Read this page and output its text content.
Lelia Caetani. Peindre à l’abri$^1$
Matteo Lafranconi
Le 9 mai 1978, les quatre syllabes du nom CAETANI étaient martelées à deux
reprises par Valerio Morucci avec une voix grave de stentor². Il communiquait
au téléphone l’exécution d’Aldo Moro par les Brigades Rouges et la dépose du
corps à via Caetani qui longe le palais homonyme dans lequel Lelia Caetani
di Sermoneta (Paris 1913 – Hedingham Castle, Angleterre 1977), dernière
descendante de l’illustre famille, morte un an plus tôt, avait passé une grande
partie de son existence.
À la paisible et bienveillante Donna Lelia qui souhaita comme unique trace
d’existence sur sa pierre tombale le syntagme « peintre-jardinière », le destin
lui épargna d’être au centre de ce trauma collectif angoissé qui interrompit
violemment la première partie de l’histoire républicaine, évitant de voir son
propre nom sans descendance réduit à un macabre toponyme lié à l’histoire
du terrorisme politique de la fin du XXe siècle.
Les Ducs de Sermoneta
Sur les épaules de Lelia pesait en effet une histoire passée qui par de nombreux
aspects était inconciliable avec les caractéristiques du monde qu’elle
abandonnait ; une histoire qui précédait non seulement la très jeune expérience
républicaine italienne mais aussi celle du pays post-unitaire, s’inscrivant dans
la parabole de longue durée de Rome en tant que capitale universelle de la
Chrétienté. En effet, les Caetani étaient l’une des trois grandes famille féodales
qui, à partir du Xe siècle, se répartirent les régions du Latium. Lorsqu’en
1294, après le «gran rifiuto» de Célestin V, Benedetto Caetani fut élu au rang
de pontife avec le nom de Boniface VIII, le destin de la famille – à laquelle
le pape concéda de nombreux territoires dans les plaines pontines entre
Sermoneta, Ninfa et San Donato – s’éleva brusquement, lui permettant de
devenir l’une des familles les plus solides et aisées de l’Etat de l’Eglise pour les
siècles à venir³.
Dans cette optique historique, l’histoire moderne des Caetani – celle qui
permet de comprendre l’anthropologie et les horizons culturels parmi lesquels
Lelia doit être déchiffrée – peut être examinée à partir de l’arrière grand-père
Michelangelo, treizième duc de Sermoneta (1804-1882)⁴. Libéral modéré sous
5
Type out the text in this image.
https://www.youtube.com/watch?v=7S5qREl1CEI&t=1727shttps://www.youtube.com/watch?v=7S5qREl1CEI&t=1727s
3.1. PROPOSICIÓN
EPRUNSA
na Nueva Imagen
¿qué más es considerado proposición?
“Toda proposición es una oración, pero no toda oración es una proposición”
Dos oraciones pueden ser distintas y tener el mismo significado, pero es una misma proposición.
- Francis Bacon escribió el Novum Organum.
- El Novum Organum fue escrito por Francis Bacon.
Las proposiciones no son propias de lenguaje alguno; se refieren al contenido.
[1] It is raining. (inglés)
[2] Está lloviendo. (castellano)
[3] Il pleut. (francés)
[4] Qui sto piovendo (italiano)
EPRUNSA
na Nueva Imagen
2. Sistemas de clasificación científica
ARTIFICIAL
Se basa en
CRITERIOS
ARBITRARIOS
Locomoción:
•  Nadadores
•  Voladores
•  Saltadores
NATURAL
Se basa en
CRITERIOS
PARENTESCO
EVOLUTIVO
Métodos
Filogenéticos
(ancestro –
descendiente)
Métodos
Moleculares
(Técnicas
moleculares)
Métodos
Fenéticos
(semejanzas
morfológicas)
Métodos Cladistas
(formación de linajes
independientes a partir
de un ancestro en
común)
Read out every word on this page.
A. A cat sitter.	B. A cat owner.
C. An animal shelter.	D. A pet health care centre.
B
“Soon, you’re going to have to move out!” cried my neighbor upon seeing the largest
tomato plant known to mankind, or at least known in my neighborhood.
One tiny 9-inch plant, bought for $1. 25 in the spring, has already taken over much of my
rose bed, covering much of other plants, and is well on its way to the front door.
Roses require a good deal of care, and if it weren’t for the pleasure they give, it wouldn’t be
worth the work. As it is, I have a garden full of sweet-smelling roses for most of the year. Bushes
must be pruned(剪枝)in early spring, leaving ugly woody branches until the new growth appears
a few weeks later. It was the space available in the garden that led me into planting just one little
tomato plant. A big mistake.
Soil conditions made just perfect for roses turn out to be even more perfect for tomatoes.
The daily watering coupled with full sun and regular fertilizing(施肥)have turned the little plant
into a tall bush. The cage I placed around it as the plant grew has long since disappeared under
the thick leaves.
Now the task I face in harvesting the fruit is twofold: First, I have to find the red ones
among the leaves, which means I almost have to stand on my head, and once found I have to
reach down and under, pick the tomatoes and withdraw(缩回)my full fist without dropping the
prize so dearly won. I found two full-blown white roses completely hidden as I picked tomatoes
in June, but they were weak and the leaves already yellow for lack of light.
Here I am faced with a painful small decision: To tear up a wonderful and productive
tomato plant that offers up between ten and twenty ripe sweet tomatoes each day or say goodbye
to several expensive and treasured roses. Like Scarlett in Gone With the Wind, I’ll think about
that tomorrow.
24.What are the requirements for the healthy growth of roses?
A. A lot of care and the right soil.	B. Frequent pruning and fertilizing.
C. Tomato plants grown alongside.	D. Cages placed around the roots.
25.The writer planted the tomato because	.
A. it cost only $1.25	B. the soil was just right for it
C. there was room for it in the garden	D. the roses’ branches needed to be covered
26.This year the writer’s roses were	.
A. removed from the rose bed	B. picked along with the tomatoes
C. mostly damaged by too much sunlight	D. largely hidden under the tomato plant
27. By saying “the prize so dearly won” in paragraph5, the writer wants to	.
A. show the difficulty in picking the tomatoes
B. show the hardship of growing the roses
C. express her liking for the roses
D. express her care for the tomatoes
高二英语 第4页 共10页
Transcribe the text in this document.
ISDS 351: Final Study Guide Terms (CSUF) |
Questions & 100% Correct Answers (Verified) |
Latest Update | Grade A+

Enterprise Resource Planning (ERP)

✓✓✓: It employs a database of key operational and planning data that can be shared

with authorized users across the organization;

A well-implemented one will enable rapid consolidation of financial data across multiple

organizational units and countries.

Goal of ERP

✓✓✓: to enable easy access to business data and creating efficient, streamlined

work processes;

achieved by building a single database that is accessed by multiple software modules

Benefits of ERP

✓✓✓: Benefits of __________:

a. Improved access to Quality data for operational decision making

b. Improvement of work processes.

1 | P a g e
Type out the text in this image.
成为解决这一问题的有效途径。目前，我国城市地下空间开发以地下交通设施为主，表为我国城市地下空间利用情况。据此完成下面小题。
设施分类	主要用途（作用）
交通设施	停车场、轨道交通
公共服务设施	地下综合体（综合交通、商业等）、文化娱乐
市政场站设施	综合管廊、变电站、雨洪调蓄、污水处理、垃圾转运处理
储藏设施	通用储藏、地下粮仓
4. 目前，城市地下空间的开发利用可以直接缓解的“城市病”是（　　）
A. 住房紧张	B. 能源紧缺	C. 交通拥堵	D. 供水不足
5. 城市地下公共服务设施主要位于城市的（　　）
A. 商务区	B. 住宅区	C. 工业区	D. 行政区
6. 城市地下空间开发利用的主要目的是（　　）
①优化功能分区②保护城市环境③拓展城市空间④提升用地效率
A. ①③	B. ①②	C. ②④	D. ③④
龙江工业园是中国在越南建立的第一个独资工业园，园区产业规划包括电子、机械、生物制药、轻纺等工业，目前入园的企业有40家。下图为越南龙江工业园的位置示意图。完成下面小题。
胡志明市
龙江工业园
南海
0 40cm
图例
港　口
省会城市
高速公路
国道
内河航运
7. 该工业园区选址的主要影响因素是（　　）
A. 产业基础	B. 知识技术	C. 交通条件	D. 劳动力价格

→ What the task asks: Go through the listing above and restate it word for word.

→ Exercise answer:
Read this page and output its text content.
Lelia Caetani. Peindre à l’abri$^1$
Matteo Lafranconi
Le 9 mai 1978, les quatre syllabes du nom CAETANI étaient martelées à deux
reprises par Valerio Morucci avec une voix grave de stentor². Il communiquait
au téléphone l’exécution d’Aldo Moro par les Brigades Rouges et la dépose du
corps à via Caetani qui longe le palais homonyme dans lequel Lelia Caetani
di Sermoneta (Paris 1913 – Hedingham Castle, Angleterre 1977), dernière
descendante de l’illustre famille, morte un an plus tôt, avait passé une grande
partie de son existence.
À la paisible et bienveillante Donna Lelia qui souhaita comme unique trace
d’existence sur sa pierre tombale le syntagme « peintre-jardinière », le destin
lui épargna d’être au centre de ce trauma collectif angoissé qui interrompit
violemment la première partie de l’histoire républicaine, évitant de voir son
propre nom sans descendance réduit à un macabre toponyme lié à l’histoire
du terrorisme politique de la fin du XXe siècle.
Les Ducs de Sermoneta
Sur les épaules de Lelia pesait en effet une histoire passée qui par de nombreux
aspects était inconciliable avec les caractéristiques du monde qu’elle
abandonnait ; une histoire qui précédait non seulement la très jeune expérience
républicaine italienne mais aussi celle du pays post-unitaire, s’inscrivant dans
la parabole de longue durée de Rome en tant que capitale universelle de la
Chrétienté. En effet, les Caetani étaient l’une des trois grandes famille féodales
qui, à partir du Xe siècle, se répartirent les régions du Latium. Lorsqu’en
1294, après le «gran rifiuto» de Célestin V, Benedetto Caetani fut élu au rang
de pontife avec le nom de Boniface VIII, le destin de la famille – à laquelle
le pape concéda de nombreux territoires dans les plaines pontines entre
Sermoneta, Ninfa et San Donato – s’éleva brusquement, lui permettant de
devenir l’une des familles les plus solides et aisées de l’Etat de l’Eglise pour les
siècles à venir³.
Dans cette optique historique, l’histoire moderne des Caetani – celle qui
permet de comprendre l’anthropologie et les horizons culturels parmi lesquels
Lelia doit être déchiffrée – peut être examinée à partir de l’arrière grand-père
Michelangelo, treizième duc de Sermoneta (1804-1882)⁴. Libéral modéré sous
5
Type out the text in this image.
https://www.youtube.com/watch?v=7S5qREl1CEI&t=1727shttps://www.youtube.com/watch?v=7S5qREl1CEI&t=1727s
3.1. PROPOSICIÓN
EPRUNSA
na Nueva Imagen
¿qué más es considerado proposición?
“Toda proposición es una oración, pero no toda oración es una proposición”
Dos oraciones pueden ser distintas y tener el mismo significado, pero es una misma proposición.
- Francis Bacon escribió el Novum Organum.
- El Novum Organum fue escrito por Francis Bacon.
Las proposiciones no son propias de lenguaje alguno; se refieren al contenido.
[1] It is raining. (inglés)
[2] Está lloviendo. (castellano)
[3] Il pleut. (francés)
[4] Qui sto piovendo (italiano)
EPRUNSA
na Nueva Imagen
2. Sistemas de clasificación científica
ARTIFICIAL
Se basa en
CRITERIOS
ARBITRARIOS
Locomoción:
•  Nadadores
•  Voladores
•  Saltadores
NATURAL
Se basa en
CRITERIOS
PARENTESCO
EVOLUTIVO
Métodos
Filogenéticos
(ancestro –
descendiente)
Métodos
Moleculares
(Técnicas
moleculares)
Métodos
Fenéticos
(semejanzas
morfológicas)
Métodos Cladistas
(formación de linajes
independientes a partir
de un ancestro en
común)
Read out every word on this page.
A. A cat sitter.	B. A cat owner.
C. An animal shelter.	D. A pet health care centre.
B
“Soon, you’re going to have to move out!” cried my neighbor upon seeing the largest
tomato plant known to mankind, or at least known in my neighborhood.
One tiny 9-inch plant, bought for $1. 25 in the spring, has already taken over much of my
rose bed, covering much of other plants, and is well on its way to the front door.
Roses require a good deal of care, and if it weren’t for the pleasure they give, it wouldn’t be
worth the work. As it is, I have a garden full of sweet-smelling roses for most of the year. Bushes
must be pruned(剪枝)in early spring, leaving ugly woody branches until the new growth appears
a few weeks later. It was the space available in the garden that led me into planting just one little
tomato plant. A big mistake.
Soil conditions made just perfect for roses turn out to be even more perfect for tomatoes.
The daily watering coupled with full sun and regular fertilizing(施肥)have turned the little plant
into a tall bush. The cage I placed around it as the plant grew has long since disappeared under
the thick leaves.
Now the task I face in harvesting the fruit is twofold: First, I have to find the red ones
among the leaves, which means I almost have to stand on my head, and once found I have to
reach down and under, pick the tomatoes and withdraw(缩回)my full fist without dropping the
prize so dearly won. I found two full-blown white roses completely hidden as I picked tomatoes
in June, but they were weak and the leaves already yellow for lack of light.
Here I am faced with a painful small decision: To tear up a wonderful and productive
tomato plant that offers up between ten and twenty ripe sweet tomatoes each day or say goodbye
to several expensive and treasured roses. Like Scarlett in Gone With the Wind, I’ll think about
that tomorrow.
24.What are the requirements for the healthy growth of roses?
A. A lot of care and the right soil.	B. Frequent pruning and fertilizing.
C. Tomato plants grown alongside.	D. Cages placed around the roots.
25.The writer planted the tomato because	.
A. it cost only $1.25	B. the soil was just right for it
C. there was room for it in the garden	D. the roses’ branches needed to be covered
26.This year the writer’s roses were	.
A. removed from the rose bed	B. picked along with the tomatoes
C. mostly damaged by too much sunlight	D. largely hidden under the tomato plant
27. By saying “the prize so dearly won” in paragraph5, the writer wants to	.
A. show the difficulty in picking the tomatoes
B. show the hardship of growing the roses
C. express her liking for the roses
D. express her care for the tomatoes
高二英语 第4页 共10页
Transcribe the text in this document.
ISDS 351: Final Study Guide Terms (CSUF) |
Questions & 100% Correct Answers (Verified) |
Latest Update | Grade A+

Enterprise Resource Planning (ERP)

✓✓✓: It employs a database of key operational and planning data that can be shared

with authorized users across the organization;

A well-implemented one will enable rapid consolidation of financial data across multiple

organizational units and countries.

Goal of ERP

✓✓✓: to enable easy access to business data and creating efficient, streamlined

work processes;

achieved by building a single database that is accessed by multiple software modules

Benefits of ERP

✓✓✓: Benefits of __________:

a. Improved access to Quality data for operational decision making

b. Improvement of work processes.

1 | P a g e
Type out the text in this image.
成为解决这一问题的有效途径。目前，我国城市地下空间开发以地下交通设施为主，表为我国城市地下空间利用情况。据此完成下面小题。
设施分类	主要用途（作用）
交通设施	停车场、轨道交通
公共服务设施	地下综合体（综合交通、商业等）、文化娱乐
市政场站设施	综合管廊、变电站、雨洪调蓄、污水处理、垃圾转运处理
储藏设施	通用储藏、地下粮仓
4. 目前，城市地下空间的开发利用可以直接缓解的“城市病”是（　　）
A. 住房紧张	B. 能源紧缺	C. 交通拥堵	D. 供水不足
5. 城市地下公共服务设施主要位于城市的（　　）
A. 商务区	B. 住宅区	C. 工业区	D. 行政区
6. 城市地下空间开发利用的主要目的是（　　）
①优化功能分区②保护城市环境③拓展城市空间④提升用地效率
A. ①③	B. ①②	C. ②④	D. ③④
龙江工业园是中国在越南建立的第一个独资工业园，园区产业规划包括电子、机械、生物制药、轻纺等工业，目前入园的企业有40家。下图为越南龙江工业园的位置示意图。完成下面小题。
胡志明市
龙江工业园
南海
0 40cm
图例
港　口
省会城市
高速公路
国道
内河航运
7. 该工业园区选址的主要影响因素是（　　）
A. 产业基础	B. 知识技术	C. 交通条件	D. 劳动力价格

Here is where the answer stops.